* [To be done]:
Gather every line below where "forrás" appears.

* [Input data]:
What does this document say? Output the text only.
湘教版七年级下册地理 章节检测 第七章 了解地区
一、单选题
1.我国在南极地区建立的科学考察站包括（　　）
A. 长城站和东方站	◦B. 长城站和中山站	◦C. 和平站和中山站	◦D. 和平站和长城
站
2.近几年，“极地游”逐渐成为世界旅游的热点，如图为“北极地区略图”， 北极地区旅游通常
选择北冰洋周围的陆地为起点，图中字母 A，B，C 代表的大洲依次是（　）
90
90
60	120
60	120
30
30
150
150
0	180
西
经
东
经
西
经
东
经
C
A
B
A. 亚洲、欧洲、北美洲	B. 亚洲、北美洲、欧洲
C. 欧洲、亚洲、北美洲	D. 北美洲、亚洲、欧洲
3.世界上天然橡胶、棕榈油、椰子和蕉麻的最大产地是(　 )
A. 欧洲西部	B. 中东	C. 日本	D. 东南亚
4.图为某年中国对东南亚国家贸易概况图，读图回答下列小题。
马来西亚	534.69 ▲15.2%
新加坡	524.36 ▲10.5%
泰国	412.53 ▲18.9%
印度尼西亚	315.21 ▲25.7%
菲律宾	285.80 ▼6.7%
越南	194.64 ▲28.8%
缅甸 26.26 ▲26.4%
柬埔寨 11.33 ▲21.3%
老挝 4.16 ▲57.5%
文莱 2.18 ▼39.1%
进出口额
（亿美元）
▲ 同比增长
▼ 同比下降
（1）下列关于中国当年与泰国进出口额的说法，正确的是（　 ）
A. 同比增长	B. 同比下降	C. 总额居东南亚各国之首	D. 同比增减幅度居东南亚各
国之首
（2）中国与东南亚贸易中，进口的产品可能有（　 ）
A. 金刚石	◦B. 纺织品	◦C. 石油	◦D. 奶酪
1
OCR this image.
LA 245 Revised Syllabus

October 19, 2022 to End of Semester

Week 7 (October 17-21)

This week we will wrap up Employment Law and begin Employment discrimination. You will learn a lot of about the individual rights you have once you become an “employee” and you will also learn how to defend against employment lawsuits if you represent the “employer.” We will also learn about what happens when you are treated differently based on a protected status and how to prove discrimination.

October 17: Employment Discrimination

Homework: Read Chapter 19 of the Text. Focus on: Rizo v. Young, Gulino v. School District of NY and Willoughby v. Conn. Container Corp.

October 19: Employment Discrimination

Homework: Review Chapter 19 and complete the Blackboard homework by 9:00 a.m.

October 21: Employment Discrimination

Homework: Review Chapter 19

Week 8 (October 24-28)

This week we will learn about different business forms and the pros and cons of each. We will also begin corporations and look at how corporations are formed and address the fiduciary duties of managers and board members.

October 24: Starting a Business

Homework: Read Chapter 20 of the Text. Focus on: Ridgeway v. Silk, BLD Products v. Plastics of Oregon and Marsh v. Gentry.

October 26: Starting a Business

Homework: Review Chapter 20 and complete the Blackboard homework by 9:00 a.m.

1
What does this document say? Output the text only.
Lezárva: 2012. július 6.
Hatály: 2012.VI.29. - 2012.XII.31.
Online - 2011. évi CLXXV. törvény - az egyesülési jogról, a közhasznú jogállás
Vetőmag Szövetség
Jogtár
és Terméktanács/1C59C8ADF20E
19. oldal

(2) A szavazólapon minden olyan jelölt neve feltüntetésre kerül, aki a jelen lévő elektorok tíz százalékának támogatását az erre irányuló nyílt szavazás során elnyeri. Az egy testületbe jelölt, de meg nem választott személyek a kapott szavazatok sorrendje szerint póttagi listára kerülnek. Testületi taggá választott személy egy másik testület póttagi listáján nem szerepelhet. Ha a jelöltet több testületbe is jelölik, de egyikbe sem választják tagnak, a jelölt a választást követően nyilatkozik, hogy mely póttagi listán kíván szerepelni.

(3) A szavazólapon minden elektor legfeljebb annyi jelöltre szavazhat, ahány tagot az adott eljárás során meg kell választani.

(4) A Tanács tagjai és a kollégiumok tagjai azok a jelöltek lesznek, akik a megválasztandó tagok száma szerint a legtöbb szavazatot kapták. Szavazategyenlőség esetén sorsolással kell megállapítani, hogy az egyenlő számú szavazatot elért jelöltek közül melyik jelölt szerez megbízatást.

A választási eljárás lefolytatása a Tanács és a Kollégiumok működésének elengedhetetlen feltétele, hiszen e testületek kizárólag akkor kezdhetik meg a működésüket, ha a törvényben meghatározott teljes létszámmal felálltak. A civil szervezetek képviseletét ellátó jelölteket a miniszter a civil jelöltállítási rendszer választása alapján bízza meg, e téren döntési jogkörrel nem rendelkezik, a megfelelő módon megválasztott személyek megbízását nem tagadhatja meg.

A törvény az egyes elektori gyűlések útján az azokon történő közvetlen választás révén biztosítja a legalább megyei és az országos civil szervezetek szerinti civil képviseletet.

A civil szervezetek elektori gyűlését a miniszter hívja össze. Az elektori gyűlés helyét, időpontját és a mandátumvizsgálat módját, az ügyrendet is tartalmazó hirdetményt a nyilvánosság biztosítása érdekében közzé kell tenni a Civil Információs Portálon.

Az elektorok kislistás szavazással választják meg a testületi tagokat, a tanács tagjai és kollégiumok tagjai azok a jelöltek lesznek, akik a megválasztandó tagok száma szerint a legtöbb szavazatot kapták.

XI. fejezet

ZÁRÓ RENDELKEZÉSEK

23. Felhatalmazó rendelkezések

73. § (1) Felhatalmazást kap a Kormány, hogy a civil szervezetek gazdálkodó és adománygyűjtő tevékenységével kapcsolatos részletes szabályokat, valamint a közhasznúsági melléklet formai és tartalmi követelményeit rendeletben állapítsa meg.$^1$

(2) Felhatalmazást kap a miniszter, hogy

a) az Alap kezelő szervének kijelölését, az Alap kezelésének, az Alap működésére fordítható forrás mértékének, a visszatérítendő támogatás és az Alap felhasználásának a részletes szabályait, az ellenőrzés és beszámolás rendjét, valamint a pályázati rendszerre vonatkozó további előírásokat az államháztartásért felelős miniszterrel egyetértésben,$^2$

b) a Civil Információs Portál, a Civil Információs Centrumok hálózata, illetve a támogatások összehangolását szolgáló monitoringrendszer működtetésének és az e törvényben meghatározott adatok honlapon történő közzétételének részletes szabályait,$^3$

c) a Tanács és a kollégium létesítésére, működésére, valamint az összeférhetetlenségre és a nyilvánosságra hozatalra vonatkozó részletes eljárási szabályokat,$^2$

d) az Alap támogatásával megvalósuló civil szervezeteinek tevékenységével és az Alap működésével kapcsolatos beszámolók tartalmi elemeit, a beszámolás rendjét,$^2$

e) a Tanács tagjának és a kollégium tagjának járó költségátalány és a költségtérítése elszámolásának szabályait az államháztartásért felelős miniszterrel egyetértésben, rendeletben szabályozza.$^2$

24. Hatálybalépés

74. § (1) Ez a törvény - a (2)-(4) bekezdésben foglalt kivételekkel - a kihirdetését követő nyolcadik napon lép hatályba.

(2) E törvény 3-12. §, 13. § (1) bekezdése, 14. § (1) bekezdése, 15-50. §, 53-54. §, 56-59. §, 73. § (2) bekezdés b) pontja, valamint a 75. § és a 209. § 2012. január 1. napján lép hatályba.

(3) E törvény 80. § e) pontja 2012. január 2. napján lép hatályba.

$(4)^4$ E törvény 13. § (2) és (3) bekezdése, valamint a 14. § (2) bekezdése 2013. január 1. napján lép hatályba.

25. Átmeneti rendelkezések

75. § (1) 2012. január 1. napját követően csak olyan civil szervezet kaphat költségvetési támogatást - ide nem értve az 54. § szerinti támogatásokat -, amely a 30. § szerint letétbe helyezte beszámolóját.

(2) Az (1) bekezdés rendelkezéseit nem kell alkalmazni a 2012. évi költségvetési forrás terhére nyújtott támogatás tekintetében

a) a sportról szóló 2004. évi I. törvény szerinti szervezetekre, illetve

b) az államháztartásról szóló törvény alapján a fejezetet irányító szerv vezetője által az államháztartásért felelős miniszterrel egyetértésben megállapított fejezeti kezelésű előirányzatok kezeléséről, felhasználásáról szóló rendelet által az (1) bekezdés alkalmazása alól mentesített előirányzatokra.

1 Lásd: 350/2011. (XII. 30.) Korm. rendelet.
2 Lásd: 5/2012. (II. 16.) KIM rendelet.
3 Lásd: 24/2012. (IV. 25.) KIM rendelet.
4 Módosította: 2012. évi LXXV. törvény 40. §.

* [Response to this exercise]:
a) az Alap kezelő szervének kijelölését, az Alap kezelésének, az Alap működésére fordítható forrás mértékének, a visszatérítendő támogatás és az Alap felhasználásának a részletes szabályait, az ellenőrzés és beszámolás rendjét, valamint a pályázati rendszerre vonatkozó további előírásokat az államháztartásért felelős miniszterrel egyetértésben,$^2$
(2) Az (1) bekezdés rendelkezéseit nem kell alkalmazni a 2012. évi költségvetési forrás terhére nyújtott támogatás tekintetében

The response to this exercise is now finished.